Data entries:
-------

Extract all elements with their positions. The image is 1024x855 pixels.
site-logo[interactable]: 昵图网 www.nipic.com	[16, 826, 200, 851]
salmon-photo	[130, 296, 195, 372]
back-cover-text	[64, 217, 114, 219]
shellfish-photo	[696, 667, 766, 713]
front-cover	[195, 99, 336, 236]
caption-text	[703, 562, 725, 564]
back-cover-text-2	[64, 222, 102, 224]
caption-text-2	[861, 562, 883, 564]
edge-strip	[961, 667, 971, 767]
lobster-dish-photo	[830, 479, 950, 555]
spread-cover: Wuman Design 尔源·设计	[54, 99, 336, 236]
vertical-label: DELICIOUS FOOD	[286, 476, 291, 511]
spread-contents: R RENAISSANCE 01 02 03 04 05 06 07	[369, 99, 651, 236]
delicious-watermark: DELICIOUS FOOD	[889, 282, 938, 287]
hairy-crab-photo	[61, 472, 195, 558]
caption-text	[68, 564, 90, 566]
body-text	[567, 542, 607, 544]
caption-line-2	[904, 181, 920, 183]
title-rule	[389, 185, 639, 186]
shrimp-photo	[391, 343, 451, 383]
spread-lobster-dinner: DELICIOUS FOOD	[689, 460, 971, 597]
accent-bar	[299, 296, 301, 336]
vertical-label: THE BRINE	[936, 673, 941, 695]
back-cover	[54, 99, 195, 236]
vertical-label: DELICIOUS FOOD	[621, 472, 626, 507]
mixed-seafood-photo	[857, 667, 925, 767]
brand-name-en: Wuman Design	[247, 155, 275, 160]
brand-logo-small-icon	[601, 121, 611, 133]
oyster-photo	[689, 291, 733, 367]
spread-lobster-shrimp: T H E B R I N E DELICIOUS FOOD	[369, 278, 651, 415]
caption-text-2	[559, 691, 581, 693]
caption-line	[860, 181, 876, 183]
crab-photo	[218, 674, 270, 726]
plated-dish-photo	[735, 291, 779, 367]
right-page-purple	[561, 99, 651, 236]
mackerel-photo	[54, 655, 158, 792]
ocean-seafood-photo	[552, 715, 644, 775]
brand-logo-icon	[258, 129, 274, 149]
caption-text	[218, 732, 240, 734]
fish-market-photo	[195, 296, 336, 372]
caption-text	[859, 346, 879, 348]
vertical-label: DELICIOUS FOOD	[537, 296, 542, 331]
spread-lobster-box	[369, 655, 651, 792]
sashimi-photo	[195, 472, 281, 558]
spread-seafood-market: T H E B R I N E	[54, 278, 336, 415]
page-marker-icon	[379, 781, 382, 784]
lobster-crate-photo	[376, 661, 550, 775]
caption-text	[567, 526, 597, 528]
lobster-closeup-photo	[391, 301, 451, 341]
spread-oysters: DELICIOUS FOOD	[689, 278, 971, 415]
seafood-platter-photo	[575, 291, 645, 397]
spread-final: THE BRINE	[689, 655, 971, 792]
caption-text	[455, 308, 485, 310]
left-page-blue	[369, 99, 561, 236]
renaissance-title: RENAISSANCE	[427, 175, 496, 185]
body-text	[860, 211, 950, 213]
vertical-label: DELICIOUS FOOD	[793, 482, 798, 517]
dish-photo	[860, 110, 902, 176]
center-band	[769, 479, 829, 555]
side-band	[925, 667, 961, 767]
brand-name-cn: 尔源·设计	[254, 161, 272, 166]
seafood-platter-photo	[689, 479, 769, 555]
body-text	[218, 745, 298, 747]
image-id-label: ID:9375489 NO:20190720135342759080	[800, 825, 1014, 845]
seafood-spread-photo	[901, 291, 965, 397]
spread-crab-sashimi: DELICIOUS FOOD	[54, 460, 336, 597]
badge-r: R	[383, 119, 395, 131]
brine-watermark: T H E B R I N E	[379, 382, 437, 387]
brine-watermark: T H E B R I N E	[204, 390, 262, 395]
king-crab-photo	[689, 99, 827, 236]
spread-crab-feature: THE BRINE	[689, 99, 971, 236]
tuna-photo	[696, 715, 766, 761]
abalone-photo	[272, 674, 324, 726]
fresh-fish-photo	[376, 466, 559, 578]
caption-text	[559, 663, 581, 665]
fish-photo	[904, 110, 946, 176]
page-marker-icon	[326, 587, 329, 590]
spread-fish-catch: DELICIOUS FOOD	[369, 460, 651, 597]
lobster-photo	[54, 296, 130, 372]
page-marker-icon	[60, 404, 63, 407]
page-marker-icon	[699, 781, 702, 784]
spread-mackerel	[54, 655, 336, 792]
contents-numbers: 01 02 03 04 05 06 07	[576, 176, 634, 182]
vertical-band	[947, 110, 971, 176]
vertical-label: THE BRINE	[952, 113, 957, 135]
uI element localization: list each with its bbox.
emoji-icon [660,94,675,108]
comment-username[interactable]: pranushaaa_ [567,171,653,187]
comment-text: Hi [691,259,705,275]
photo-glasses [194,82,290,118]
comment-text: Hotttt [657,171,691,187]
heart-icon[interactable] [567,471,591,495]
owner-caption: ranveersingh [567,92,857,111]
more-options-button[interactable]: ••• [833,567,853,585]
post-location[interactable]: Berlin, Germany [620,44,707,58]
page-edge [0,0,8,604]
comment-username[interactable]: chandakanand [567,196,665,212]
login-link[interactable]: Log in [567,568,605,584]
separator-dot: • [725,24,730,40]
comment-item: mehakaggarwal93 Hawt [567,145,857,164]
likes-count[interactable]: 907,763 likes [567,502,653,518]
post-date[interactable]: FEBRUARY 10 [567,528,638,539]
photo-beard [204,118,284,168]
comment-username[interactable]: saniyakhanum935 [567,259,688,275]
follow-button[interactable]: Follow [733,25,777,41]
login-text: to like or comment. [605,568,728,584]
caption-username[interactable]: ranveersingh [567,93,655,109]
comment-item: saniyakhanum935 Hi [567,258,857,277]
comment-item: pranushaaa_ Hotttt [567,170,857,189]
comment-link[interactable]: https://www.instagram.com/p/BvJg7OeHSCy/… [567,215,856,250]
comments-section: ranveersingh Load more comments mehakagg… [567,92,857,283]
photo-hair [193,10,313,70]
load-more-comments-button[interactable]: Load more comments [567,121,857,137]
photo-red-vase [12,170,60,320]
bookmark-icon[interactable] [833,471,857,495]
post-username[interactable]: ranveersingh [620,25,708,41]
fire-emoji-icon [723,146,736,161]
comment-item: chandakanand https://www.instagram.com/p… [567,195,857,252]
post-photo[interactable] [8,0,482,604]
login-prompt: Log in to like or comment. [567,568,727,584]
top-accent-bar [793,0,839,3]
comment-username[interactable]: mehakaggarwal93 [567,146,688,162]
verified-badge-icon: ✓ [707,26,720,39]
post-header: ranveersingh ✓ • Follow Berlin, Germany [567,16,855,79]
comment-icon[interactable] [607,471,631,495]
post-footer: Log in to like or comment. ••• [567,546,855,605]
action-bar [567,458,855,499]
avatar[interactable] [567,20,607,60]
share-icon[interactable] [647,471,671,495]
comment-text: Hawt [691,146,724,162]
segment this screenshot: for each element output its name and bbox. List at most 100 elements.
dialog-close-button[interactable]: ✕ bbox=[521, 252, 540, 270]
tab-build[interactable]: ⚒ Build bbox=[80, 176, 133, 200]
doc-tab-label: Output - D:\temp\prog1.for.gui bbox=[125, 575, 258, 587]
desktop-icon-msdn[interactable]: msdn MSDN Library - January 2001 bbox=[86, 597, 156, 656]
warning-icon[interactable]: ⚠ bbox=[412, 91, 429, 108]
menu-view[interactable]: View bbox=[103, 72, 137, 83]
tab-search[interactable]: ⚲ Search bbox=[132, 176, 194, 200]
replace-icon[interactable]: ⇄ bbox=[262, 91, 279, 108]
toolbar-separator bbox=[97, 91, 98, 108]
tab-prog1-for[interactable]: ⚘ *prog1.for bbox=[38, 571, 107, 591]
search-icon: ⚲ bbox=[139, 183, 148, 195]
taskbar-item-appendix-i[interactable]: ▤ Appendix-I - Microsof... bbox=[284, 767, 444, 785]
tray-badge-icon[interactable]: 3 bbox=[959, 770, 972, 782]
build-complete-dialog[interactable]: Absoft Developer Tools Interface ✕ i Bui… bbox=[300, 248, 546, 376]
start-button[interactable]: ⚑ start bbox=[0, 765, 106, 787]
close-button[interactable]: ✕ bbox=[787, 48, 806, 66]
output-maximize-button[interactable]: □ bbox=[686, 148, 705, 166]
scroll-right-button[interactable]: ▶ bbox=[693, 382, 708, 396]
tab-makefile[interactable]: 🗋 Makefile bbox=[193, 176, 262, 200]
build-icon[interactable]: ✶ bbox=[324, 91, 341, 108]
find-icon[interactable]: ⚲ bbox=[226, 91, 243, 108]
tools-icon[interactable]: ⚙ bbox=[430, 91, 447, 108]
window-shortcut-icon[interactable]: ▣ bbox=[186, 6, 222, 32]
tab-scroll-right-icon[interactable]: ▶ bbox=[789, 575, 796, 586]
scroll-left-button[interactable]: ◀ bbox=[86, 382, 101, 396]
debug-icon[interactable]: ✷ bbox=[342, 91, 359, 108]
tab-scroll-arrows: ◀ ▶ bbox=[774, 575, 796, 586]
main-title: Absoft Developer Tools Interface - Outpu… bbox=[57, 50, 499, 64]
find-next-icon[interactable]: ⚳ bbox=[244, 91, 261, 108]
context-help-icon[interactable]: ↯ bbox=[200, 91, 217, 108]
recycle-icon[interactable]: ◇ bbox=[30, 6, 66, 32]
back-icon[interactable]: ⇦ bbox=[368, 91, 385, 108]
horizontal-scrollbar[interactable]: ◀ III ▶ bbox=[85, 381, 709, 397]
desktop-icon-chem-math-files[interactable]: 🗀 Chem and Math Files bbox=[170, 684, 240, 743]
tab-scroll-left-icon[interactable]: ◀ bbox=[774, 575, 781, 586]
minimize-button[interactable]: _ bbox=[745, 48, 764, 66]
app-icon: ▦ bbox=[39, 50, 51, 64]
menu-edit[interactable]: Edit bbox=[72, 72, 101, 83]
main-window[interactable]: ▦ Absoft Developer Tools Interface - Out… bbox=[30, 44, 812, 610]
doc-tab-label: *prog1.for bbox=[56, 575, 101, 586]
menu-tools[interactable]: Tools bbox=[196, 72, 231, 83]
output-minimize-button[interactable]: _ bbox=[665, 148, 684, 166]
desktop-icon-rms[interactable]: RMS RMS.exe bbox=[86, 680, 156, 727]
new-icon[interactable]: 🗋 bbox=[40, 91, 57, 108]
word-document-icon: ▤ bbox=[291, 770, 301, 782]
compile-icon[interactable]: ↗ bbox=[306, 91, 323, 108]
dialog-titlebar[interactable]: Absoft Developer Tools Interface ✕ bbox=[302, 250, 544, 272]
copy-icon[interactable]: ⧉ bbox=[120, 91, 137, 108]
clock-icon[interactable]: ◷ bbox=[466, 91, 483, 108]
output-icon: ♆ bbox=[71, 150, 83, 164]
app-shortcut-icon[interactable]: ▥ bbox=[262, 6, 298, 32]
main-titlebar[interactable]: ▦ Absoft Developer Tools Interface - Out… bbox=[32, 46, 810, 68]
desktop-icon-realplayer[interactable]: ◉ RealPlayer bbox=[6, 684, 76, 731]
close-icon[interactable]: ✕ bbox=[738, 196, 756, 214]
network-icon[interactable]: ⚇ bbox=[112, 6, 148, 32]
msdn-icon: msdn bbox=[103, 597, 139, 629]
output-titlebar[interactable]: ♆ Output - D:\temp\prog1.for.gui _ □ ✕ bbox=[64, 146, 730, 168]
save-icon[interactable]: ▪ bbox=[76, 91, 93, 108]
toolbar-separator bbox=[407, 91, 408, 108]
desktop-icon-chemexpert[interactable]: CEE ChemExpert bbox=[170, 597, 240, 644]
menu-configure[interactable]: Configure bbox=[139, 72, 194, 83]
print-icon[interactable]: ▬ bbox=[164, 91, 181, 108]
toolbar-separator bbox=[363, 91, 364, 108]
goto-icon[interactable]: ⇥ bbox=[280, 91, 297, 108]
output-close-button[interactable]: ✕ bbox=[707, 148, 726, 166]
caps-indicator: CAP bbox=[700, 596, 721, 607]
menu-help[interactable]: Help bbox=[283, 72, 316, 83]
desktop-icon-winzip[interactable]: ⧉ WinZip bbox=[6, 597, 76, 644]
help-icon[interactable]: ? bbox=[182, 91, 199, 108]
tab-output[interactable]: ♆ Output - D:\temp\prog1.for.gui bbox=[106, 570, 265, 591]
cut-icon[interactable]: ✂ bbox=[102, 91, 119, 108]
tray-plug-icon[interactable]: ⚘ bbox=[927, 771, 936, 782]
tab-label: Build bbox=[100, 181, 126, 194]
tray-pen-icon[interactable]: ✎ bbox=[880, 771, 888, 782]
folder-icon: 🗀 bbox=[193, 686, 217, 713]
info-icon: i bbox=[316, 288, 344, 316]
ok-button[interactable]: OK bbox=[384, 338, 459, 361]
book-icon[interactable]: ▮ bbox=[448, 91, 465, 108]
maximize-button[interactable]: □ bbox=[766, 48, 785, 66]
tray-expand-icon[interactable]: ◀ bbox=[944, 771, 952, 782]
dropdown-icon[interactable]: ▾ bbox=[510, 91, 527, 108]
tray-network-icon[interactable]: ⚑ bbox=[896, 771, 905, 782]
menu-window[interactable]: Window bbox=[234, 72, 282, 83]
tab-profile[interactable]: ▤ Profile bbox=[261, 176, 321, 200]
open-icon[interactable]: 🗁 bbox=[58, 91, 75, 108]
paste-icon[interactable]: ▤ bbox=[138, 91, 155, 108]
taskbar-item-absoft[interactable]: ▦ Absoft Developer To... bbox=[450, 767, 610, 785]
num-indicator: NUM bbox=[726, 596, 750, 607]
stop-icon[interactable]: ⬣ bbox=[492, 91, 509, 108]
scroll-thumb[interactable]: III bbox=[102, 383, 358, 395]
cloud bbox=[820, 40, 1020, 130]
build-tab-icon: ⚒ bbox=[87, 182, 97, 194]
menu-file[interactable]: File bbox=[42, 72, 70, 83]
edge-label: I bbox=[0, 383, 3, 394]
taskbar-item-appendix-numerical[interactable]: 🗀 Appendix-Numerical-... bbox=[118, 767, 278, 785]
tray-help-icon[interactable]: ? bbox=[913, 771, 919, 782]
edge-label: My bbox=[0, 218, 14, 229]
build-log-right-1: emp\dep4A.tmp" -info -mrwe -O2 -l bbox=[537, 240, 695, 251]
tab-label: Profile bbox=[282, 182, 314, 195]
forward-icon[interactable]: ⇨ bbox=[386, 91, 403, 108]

-------

Stated exercise:
Rewrite the records as a JSON list of strings, from the start of the records through the line containing "667, 766, 713]", inclusive, with one string per line and blank lines omitted.

Result of the task:
[
  "Extract all elements with their positions. The image is 1024x855 pixels.",
  "site-logo[interactable]: 昵图网 www.nipic.com\t[16, 826, 200, 851]",
  "salmon-photo\t[130, 296, 195, 372]",
  "back-cover-text\t[64, 217, 114, 219]",
  "shellfish-photo\t[696, 667, 766, 713]"
]